REQUIRED WORK
Reproduce the material in full, unchanged.

DATA SHOWN
══════════

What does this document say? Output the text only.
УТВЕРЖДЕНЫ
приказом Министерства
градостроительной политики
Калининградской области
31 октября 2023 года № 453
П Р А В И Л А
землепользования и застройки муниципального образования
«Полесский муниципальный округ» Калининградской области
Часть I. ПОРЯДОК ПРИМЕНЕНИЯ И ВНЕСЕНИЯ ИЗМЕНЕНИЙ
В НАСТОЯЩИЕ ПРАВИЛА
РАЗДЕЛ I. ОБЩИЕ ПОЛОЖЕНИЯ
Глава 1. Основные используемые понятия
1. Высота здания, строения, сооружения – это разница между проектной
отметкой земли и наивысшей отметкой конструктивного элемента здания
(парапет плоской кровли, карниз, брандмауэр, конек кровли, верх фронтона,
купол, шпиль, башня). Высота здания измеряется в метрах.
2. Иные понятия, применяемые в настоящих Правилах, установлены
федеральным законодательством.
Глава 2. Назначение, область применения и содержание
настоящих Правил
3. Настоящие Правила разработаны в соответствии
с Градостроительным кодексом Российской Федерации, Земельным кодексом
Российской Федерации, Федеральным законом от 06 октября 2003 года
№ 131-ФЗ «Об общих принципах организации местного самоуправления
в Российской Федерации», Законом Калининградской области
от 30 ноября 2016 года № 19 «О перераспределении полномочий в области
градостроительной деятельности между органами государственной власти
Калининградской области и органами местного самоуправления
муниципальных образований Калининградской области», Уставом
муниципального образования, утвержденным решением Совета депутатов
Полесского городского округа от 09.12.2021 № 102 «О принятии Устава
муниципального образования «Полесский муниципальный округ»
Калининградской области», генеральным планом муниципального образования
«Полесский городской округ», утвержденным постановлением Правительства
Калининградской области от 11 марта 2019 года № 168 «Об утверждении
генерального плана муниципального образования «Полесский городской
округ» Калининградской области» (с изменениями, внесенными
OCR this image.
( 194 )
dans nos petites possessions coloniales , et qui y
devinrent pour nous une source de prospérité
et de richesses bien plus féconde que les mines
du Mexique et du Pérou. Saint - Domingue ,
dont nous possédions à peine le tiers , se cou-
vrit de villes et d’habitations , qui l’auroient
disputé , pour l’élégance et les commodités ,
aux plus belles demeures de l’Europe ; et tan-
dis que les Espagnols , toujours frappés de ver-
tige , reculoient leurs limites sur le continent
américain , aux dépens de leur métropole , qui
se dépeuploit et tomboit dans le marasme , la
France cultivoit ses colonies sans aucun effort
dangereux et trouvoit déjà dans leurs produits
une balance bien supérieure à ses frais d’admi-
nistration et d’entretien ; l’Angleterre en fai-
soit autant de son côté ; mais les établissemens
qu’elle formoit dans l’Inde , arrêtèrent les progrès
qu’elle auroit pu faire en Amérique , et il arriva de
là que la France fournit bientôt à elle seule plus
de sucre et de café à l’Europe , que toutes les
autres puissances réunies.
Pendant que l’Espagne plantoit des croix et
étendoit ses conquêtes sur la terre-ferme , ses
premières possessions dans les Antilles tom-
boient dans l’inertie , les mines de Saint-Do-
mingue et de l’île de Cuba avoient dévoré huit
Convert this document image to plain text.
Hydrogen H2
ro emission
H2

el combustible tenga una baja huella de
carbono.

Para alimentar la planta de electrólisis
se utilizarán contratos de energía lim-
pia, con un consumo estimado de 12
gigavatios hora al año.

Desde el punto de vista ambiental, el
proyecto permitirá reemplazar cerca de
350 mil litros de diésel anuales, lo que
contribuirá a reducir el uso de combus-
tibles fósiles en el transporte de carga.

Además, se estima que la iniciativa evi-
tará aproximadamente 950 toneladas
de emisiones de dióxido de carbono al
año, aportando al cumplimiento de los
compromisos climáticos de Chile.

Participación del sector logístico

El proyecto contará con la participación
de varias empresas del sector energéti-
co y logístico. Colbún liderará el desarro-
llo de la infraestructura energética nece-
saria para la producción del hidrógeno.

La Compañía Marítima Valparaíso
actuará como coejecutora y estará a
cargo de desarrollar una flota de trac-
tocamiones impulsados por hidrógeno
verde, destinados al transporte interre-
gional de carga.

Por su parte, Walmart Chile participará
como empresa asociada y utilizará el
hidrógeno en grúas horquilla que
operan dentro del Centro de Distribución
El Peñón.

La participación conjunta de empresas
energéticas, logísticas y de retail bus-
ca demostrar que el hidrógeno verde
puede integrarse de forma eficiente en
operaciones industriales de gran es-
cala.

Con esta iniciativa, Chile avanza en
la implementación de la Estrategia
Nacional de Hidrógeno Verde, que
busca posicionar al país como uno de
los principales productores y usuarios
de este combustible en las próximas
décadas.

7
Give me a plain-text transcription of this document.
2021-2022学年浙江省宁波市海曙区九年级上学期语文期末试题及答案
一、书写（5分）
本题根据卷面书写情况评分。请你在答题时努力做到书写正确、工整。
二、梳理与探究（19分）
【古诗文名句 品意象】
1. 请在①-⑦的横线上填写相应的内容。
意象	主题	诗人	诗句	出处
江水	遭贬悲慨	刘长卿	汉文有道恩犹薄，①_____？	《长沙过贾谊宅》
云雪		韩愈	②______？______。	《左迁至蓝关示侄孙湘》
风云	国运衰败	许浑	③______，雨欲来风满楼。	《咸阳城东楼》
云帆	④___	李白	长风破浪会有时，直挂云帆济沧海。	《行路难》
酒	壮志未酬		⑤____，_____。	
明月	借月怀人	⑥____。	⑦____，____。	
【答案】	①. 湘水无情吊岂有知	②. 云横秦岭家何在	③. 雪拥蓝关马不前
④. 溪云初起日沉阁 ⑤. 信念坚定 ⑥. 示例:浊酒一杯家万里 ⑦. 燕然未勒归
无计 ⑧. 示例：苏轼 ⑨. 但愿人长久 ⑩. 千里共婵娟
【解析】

══════════

PROBLEM SOLUTION
What does this document say? Output the text only.
УТВЕРЖДЕНЫ
приказом Министерства
градостроительной политики
Калининградской области
31 октября 2023 года № 453
П Р А В И Л А
землепользования и застройки муниципального образования
«Полесский муниципальный округ» Калининградской области
Часть I. ПОРЯДОК ПРИМЕНЕНИЯ И ВНЕСЕНИЯ ИЗМЕНЕНИЙ
В НАСТОЯЩИЕ ПРАВИЛА
РАЗДЕЛ I. ОБЩИЕ ПОЛОЖЕНИЯ
Глава 1. Основные используемые понятия
1. Высота здания, строения, сооружения – это разница между проектной
отметкой земли и наивысшей отметкой конструктивного элемента здания
(парапет плоской кровли, карниз, брандмауэр, конек кровли, верх фронтона,
купол, шпиль, башня). Высота здания измеряется в метрах.
2. Иные понятия, применяемые в настоящих Правилах, установлены
федеральным законодательством.
Глава 2. Назначение, область применения и содержание
настоящих Правил
3. Настоящие Правила разработаны в соответствии
с Градостроительным кодексом Российской Федерации, Земельным кодексом
Российской Федерации, Федеральным законом от 06 октября 2003 года
№ 131-ФЗ «Об общих принципах организации местного самоуправления
в Российской Федерации», Законом Калининградской области
от 30 ноября 2016 года № 19 «О перераспределении полномочий в области
градостроительной деятельности между органами государственной власти
Калининградской области и органами местного самоуправления
муниципальных образований Калининградской области», Уставом
муниципального образования, утвержденным решением Совета депутатов
Полесского городского округа от 09.12.2021 № 102 «О принятии Устава
муниципального образования «Полесский муниципальный округ»
Калининградской области», генеральным планом муниципального образования
«Полесский городской округ», утвержденным постановлением Правительства
Калининградской области от 11 марта 2019 года № 168 «Об утверждении
генерального плана муниципального образования «Полесский городской
округ» Калининградской области» (с изменениями, внесенными
OCR this image.
( 194 )
dans nos petites possessions coloniales , et qui y
devinrent pour nous une source de prospérité
et de richesses bien plus féconde que les mines
du Mexique et du Pérou. Saint - Domingue ,
dont nous possédions à peine le tiers , se cou-
vrit de villes et d’habitations , qui l’auroient
disputé , pour l’élégance et les commodités ,
aux plus belles demeures de l’Europe ; et tan-
dis que les Espagnols , toujours frappés de ver-
tige , reculoient leurs limites sur le continent
américain , aux dépens de leur métropole , qui
se dépeuploit et tomboit dans le marasme , la
France cultivoit ses colonies sans aucun effort
dangereux et trouvoit déjà dans leurs produits
une balance bien supérieure à ses frais d’admi-
nistration et d’entretien ; l’Angleterre en fai-
soit autant de son côté ; mais les établissemens
qu’elle formoit dans l’Inde , arrêtèrent les progrès
qu’elle auroit pu faire en Amérique , et il arriva de
là que la France fournit bientôt à elle seule plus
de sucre et de café à l’Europe , que toutes les
autres puissances réunies.
Pendant que l’Espagne plantoit des croix et
étendoit ses conquêtes sur la terre-ferme , ses
premières possessions dans les Antilles tom-
boient dans l’inertie , les mines de Saint-Do-
mingue et de l’île de Cuba avoient dévoré huit
Convert this document image to plain text.
Hydrogen H2
ro emission
H2

el combustible tenga una baja huella de
carbono.

Para alimentar la planta de electrólisis
se utilizarán contratos de energía lim-
pia, con un consumo estimado de 12
gigavatios hora al año.

Desde el punto de vista ambiental, el
proyecto permitirá reemplazar cerca de
350 mil litros de diésel anuales, lo que
contribuirá a reducir el uso de combus-
tibles fósiles en el transporte de carga.

Además, se estima que la iniciativa evi-
tará aproximadamente 950 toneladas
de emisiones de dióxido de carbono al
año, aportando al cumplimiento de los
compromisos climáticos de Chile.

Participación del sector logístico

El proyecto contará con la participación
de varias empresas del sector energéti-
co y logístico. Colbún liderará el desarro-
llo de la infraestructura energética nece-
saria para la producción del hidrógeno.

La Compañía Marítima Valparaíso
actuará como coejecutora y estará a
cargo de desarrollar una flota de trac-
tocamiones impulsados por hidrógeno
verde, destinados al transporte interre-
gional de carga.

Por su parte, Walmart Chile participará
como empresa asociada y utilizará el
hidrógeno en grúas horquilla que
operan dentro del Centro de Distribución
El Peñón.

La participación conjunta de empresas
energéticas, logísticas y de retail bus-
ca demostrar que el hidrógeno verde
puede integrarse de forma eficiente en
operaciones industriales de gran es-
cala.

Con esta iniciativa, Chile avanza en
la implementación de la Estrategia
Nacional de Hidrógeno Verde, que
busca posicionar al país como uno de
los principales productores y usuarios
de este combustible en las próximas
décadas.

7
Give me a plain-text transcription of this document.
2021-2022学年浙江省宁波市海曙区九年级上学期语文期末试题及答案
一、书写（5分）
本题根据卷面书写情况评分。请你在答题时努力做到书写正确、工整。
二、梳理与探究（19分）
【古诗文名句 品意象】
1. 请在①-⑦的横线上填写相应的内容。
意象	主题	诗人	诗句	出处
江水	遭贬悲慨	刘长卿	汉文有道恩犹薄，①_____？	《长沙过贾谊宅》
云雪		韩愈	②______？______。	《左迁至蓝关示侄孙湘》
风云	国运衰败	许浑	③______，雨欲来风满楼。	《咸阳城东楼》
云帆	④___	李白	长风破浪会有时，直挂云帆济沧海。	《行路难》
酒	壮志未酬		⑤____，_____。	
明月	借月怀人	⑥____。	⑦____，____。	
【答案】	①. 湘水无情吊岂有知	②. 云横秦岭家何在	③. 雪拥蓝关马不前
④. 溪云初起日沉阁 ⑤. 信念坚定 ⑥. 示例:浊酒一杯家万里 ⑦. 燕然未勒归
无计 ⑧. 示例：苏轼 ⑨. 但愿人长久 ⑩. 千里共婵娟
【解析】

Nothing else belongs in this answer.